What to do:
Your answer needs to include each line of the records in which the string "ratio" can be found.

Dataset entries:
########################################
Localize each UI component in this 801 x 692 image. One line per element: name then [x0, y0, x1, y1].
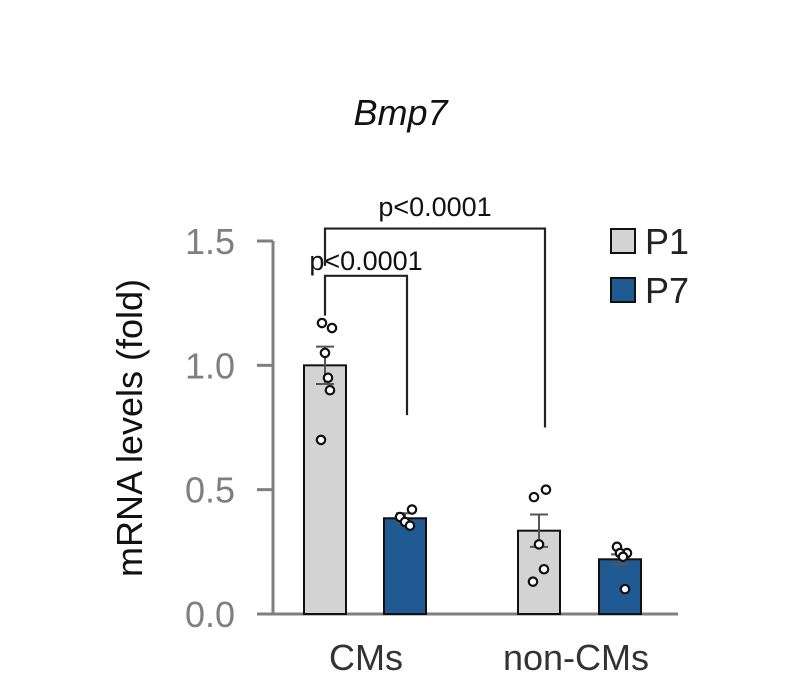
legend-label: P1 — [645, 221, 689, 262]
data-point — [319, 347, 331, 359]
data-point — [324, 384, 336, 396]
chart-title: Bmp7 — [353, 92, 448, 133]
x-tick-label: non-CMs — [503, 637, 649, 678]
data-point — [322, 372, 334, 384]
legend-label: P7 — [645, 270, 689, 311]
data-point — [404, 520, 416, 532]
y-axis-label: mRNA levels (fold) — [109, 279, 150, 577]
data-point — [533, 539, 545, 550]
significance-bracket — [323, 274, 409, 416]
x-tick-label: CMs — [329, 637, 403, 678]
legend-swatch — [610, 277, 636, 303]
data-point — [527, 576, 539, 587]
data-point — [617, 551, 629, 563]
significance-bracket — [323, 227, 547, 428]
y-tick-label: 0.0 — [185, 594, 235, 635]
data-point — [316, 317, 328, 329]
y-tick-label: 0.5 — [185, 470, 235, 511]
significance-label: p<0.0001 — [378, 192, 491, 222]
legend-swatch — [610, 228, 636, 254]
bar — [303, 364, 347, 616]
data-point — [540, 484, 552, 495]
bar — [383, 517, 427, 615]
data-point — [619, 583, 631, 595]
data-point — [406, 504, 418, 515]
y-tick-label: 1.5 — [185, 221, 235, 262]
bar — [598, 558, 642, 615]
data-point — [326, 322, 338, 334]
significance-label: p<0.0001 — [309, 246, 422, 276]
data-point — [538, 563, 550, 575]
data-point — [528, 491, 540, 503]
y-tick-label: 1.0 — [185, 345, 235, 386]
data-point — [315, 434, 327, 446]
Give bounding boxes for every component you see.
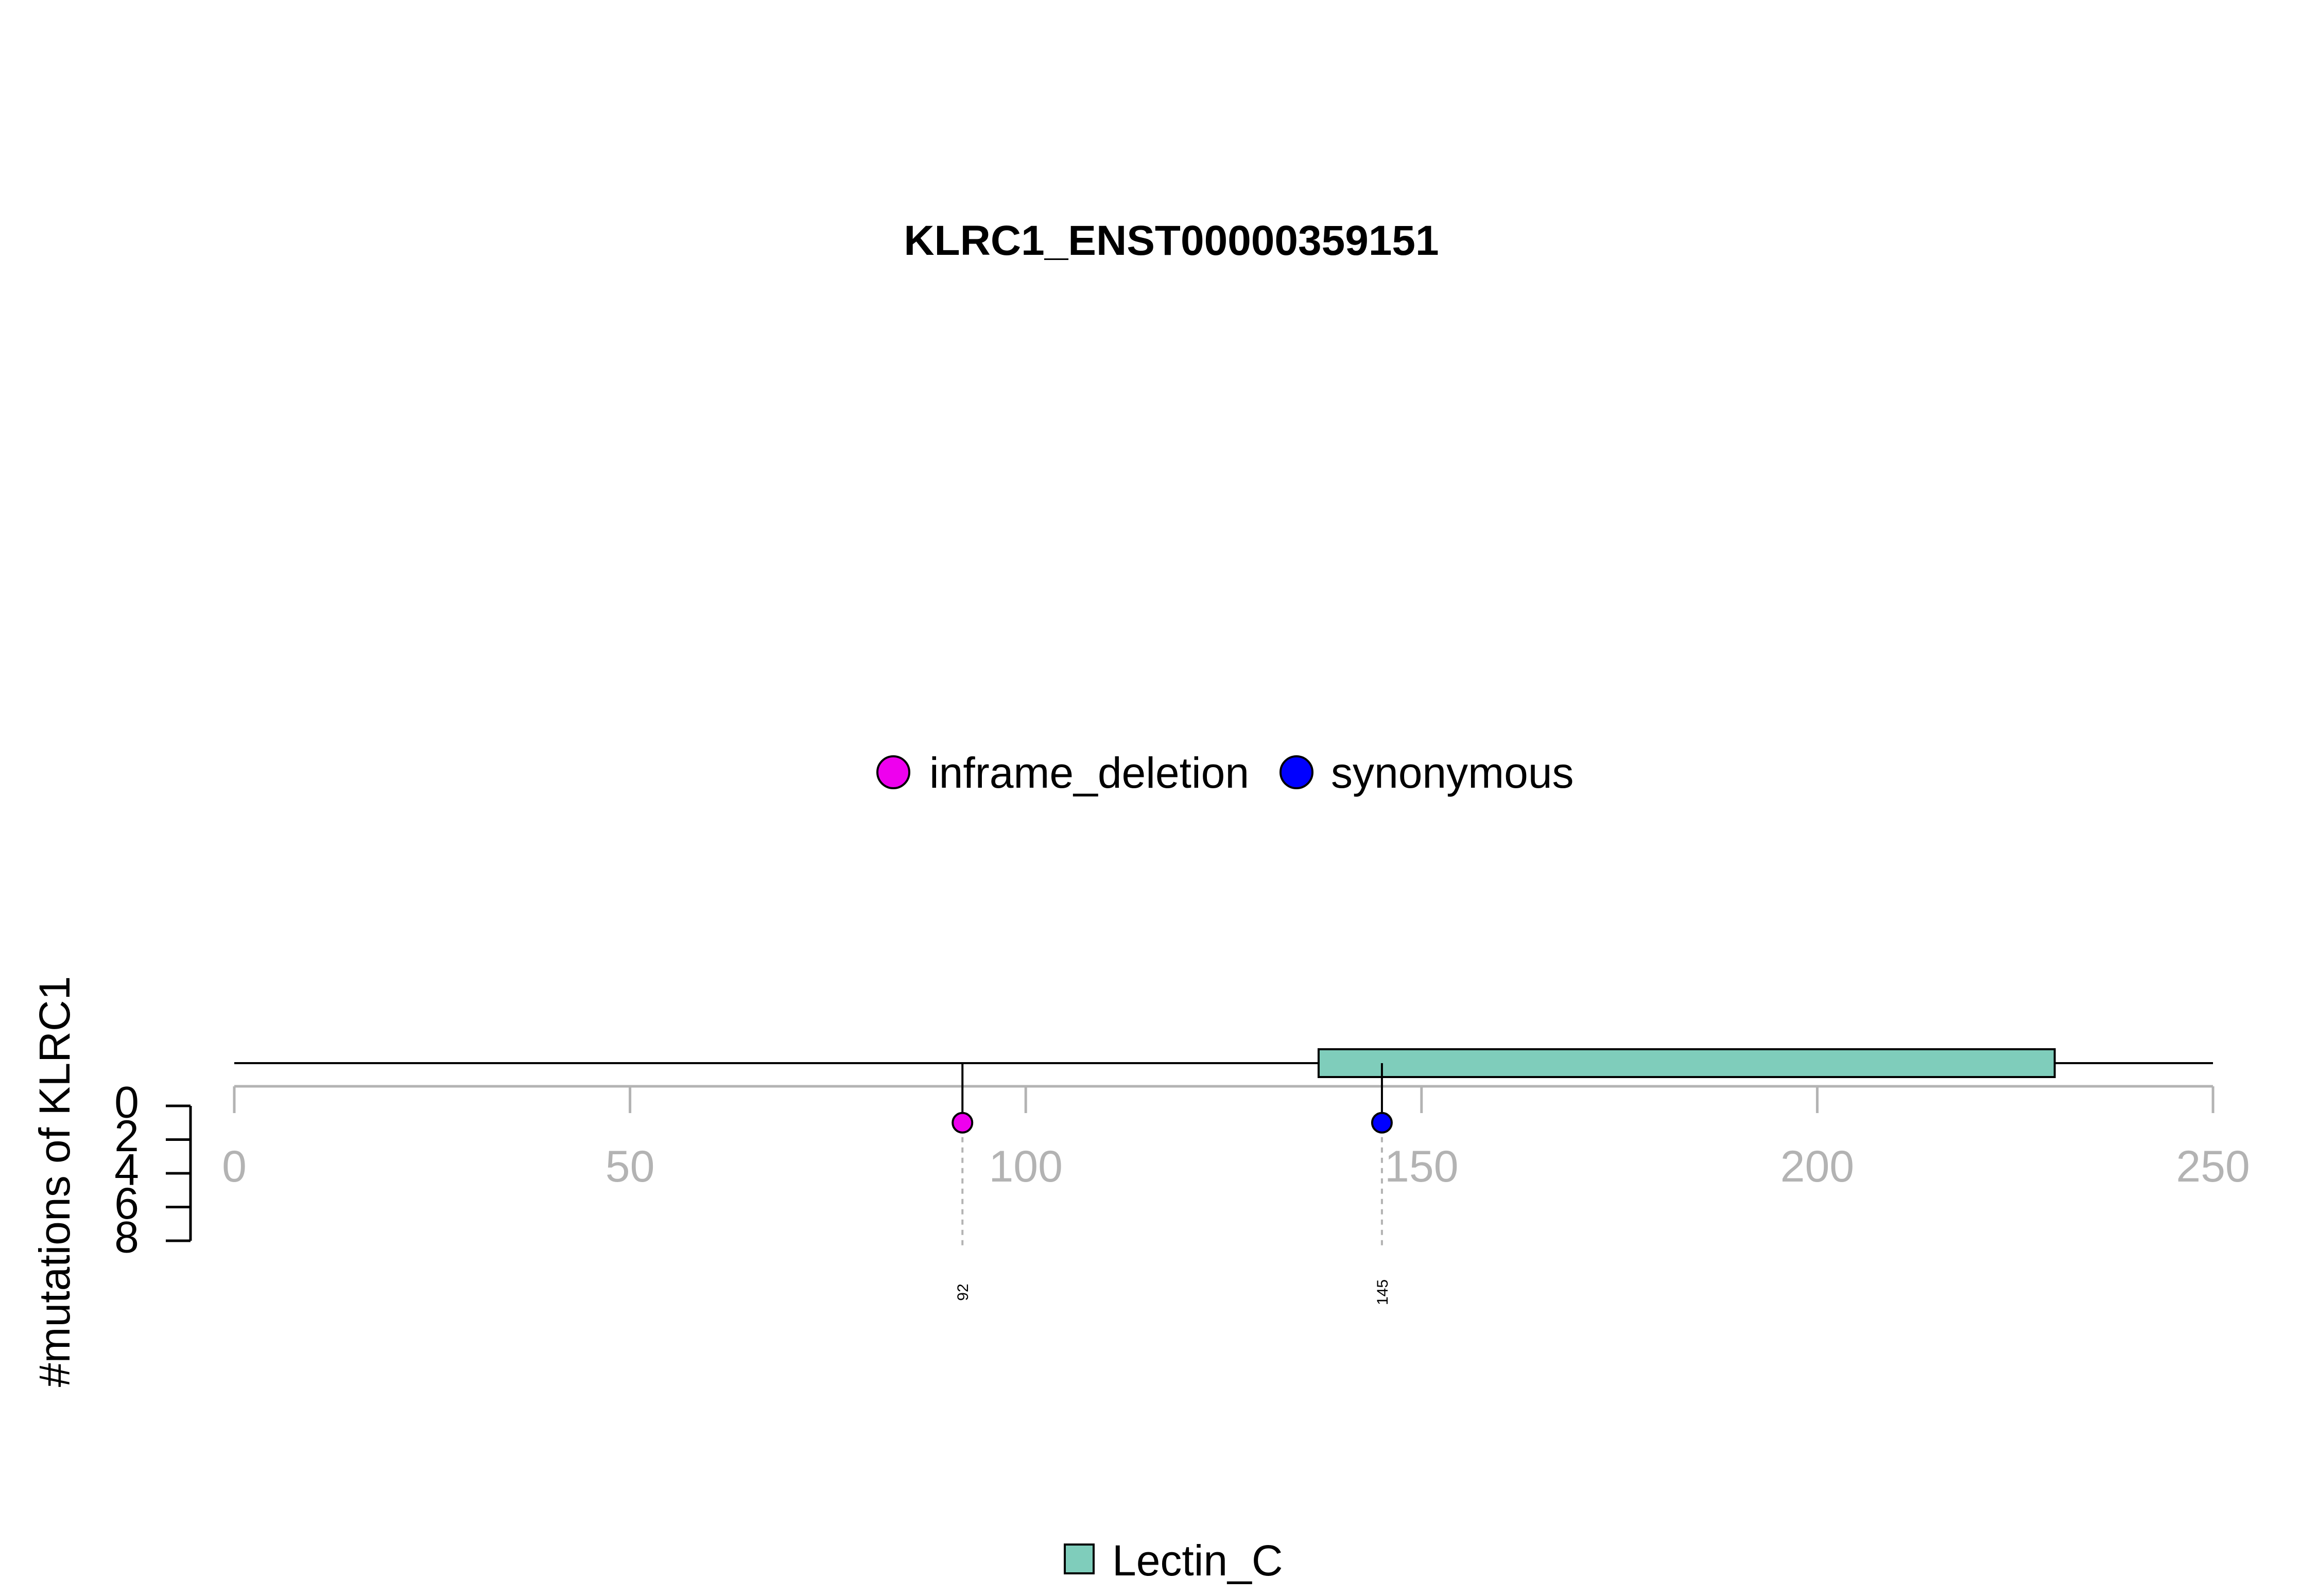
mutation-point-92 — [952, 1112, 974, 1134]
y-tick-label-0: 0 — [114, 1078, 139, 1127]
y-tick-label-2: 2 — [114, 1112, 139, 1161]
legend-item-synonymous: synonymous — [1279, 749, 1574, 797]
legend-swatch-synonymous — [1279, 755, 1313, 789]
domain-legend: Lectin_C — [1064, 1536, 1283, 1585]
mutation-92: 92 — [952, 1063, 974, 1301]
y-axis-label: #mutations of KLRC1 — [30, 976, 79, 1387]
x-tick-label-150: 150 — [1385, 1142, 1459, 1191]
y-tick-label-4: 4 — [114, 1146, 139, 1195]
mutation-lollipops: 92 145 — [952, 1063, 1393, 1305]
mutation-label-145: 145 — [1374, 1279, 1391, 1305]
x-axis: 0 50 100 150 200 250 — [222, 1085, 2250, 1191]
x-tick-label-0: 0 — [222, 1142, 247, 1191]
x-tick-label-250: 250 — [2176, 1142, 2250, 1191]
x-tick-label-100: 100 — [989, 1142, 1063, 1191]
legend-label-Lectin_C: Lectin_C — [1112, 1536, 1283, 1585]
x-tick-label-50: 50 — [606, 1142, 655, 1191]
mutation-145: 145 — [1371, 1063, 1393, 1305]
y-tick-label-8: 8 — [114, 1213, 139, 1262]
legend-item-Lectin_C: Lectin_C — [1064, 1536, 1283, 1585]
legend-swatch-inframe_deletion — [876, 755, 910, 789]
y-tick-label-6: 6 — [114, 1179, 139, 1228]
x-tick-label-200: 200 — [1780, 1142, 1855, 1191]
mutation-label-92: 92 — [955, 1283, 972, 1300]
legend-label-synonymous: synonymous — [1331, 749, 1574, 797]
mutation-point-145 — [1371, 1112, 1393, 1134]
protein-track — [234, 1048, 2213, 1078]
legend-swatch-Lectin_C — [1064, 1543, 1095, 1574]
chart-title: KLRC1_ENST00000359151 — [904, 217, 1439, 264]
domain-Lectin_C — [1317, 1048, 2056, 1078]
legend-item-inframe_deletion: inframe_deletion — [876, 749, 1249, 797]
legend-label-inframe_deletion: inframe_deletion — [929, 749, 1249, 797]
mutation-legend: inframe_deletion synonymous — [876, 749, 1574, 797]
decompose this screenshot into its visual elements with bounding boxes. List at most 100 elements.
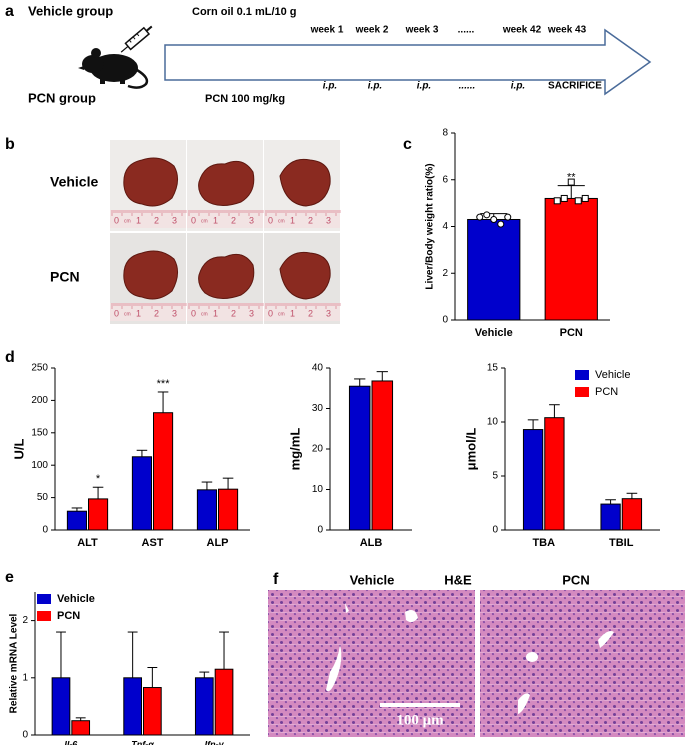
liver [279, 158, 331, 207]
histology-title: PCN [562, 572, 589, 587]
x-tick-label: Ifn-γ [205, 739, 225, 745]
group-label: PCN group [28, 90, 96, 105]
y-tick-label: 6 [442, 174, 448, 185]
panel-label: d [5, 349, 15, 366]
ruler-label: 2 [231, 308, 236, 318]
y-axis-label: U/L [11, 438, 26, 459]
ruler-label: 1 [213, 215, 218, 225]
bar [66, 510, 87, 531]
ruler-label: 0 [268, 308, 273, 318]
data-point [504, 213, 512, 221]
y-axis-label: mg/mL [287, 428, 302, 471]
ruler-label: 0 [268, 215, 273, 225]
y-tick-label: 200 [31, 395, 48, 406]
injection-label: i.p. [417, 81, 431, 92]
data-point [581, 194, 589, 202]
ruler-label: 3 [172, 215, 177, 225]
bar [522, 429, 544, 531]
ruler [110, 210, 186, 228]
ruler-label: 3 [326, 215, 331, 225]
liver [123, 250, 178, 300]
bar [371, 380, 394, 531]
ruler-label: 1 [213, 308, 218, 318]
ruler [264, 303, 340, 321]
bar [123, 677, 142, 736]
y-tick-label: 0 [22, 730, 28, 741]
y-axis-label: Relative mRNA Level [9, 613, 20, 713]
week-label: week 42 [502, 25, 542, 36]
week-label: week 2 [355, 25, 389, 36]
y-tick-label: 30 [312, 403, 324, 414]
panel-label: f [273, 571, 279, 588]
x-tick-label: ALT [77, 537, 98, 549]
data-point [476, 213, 484, 221]
ruler-label: 3 [249, 215, 254, 225]
row-label: Vehicle [50, 174, 98, 190]
ruler-label: cm [124, 311, 131, 317]
legend-label: PCN [57, 610, 80, 622]
dose-label: PCN 100 mg/kg [205, 93, 285, 105]
histology-images: 100 μm [268, 590, 685, 737]
error-bar [199, 671, 210, 678]
y-tick-label: 40 [312, 363, 324, 374]
ruler [187, 210, 263, 228]
liver [279, 251, 331, 300]
y-tick-label: 150 [31, 427, 48, 438]
liver [198, 160, 255, 206]
injection-label: i.p. [368, 81, 382, 92]
error-bar [219, 631, 229, 670]
x-tick-label: Il-6 [64, 739, 78, 745]
injection-label: SACRIFICE [548, 81, 602, 92]
ruler-label: 1 [136, 215, 141, 225]
ruler [110, 303, 186, 321]
ruler-label: cm [201, 218, 208, 224]
ruler-label: 2 [231, 215, 236, 225]
error-bar [605, 499, 616, 505]
error-bar [157, 391, 169, 413]
bar [544, 197, 598, 321]
y-tick-label: 100 [31, 460, 48, 471]
error-bar [56, 631, 66, 678]
ruler-label: cm [124, 218, 131, 224]
stain-label: H&E [444, 572, 472, 587]
x-tick-label: AST [142, 537, 164, 549]
data-point [483, 211, 491, 219]
injection-label: i.p. [323, 81, 337, 92]
error-bar [127, 631, 138, 678]
bar [51, 677, 71, 736]
liver [198, 253, 255, 299]
ruler-label: 3 [172, 308, 177, 318]
significance-label: * [96, 473, 101, 485]
bar [621, 498, 643, 531]
y-tick-label: 0 [492, 525, 498, 536]
y-tick-label: 4 [442, 221, 448, 232]
ruler-label: cm [201, 311, 208, 317]
panel-label: b [5, 136, 15, 153]
bar [153, 412, 174, 531]
x-tick-label: Vehicle [475, 327, 513, 339]
y-tick-label: 5 [492, 471, 498, 482]
x-tick-label: TBA [532, 537, 555, 549]
liver [123, 157, 178, 207]
data-point [567, 178, 575, 186]
y-tick-label: 0 [317, 525, 323, 536]
legend-label: Vehicle [57, 593, 95, 605]
ruler-label: 3 [249, 308, 254, 318]
bar [71, 720, 91, 736]
error-bar [549, 404, 560, 418]
y-axis-label: Liver/Body weight ratio(%) [425, 163, 436, 289]
error-bar [557, 185, 585, 199]
y-tick-label: 2 [22, 615, 28, 626]
injection-label: ...... [459, 81, 476, 92]
significance-label: *** [157, 378, 171, 390]
y-tick-label: 250 [31, 363, 48, 374]
charts: 0 2 4 6 8 Liver/Body weight ratio(%) ** Vehicle… [9, 128, 660, 745]
injection-label: i.p. [511, 81, 525, 92]
y-tick-label: 0 [42, 525, 48, 536]
data-point [490, 215, 498, 223]
legend-swatch [37, 594, 51, 604]
error-bar [147, 667, 158, 688]
error-bar [527, 419, 539, 430]
error-bar [626, 492, 638, 499]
########################################
Finished exercise:
y-axis-label: Liver/Body weight ratio(%) [425, 163, 436, 289]
charts: 0 2 4 6 8 Liver/Body weight ratio(%) ** Vehicle… [9, 128, 660, 745]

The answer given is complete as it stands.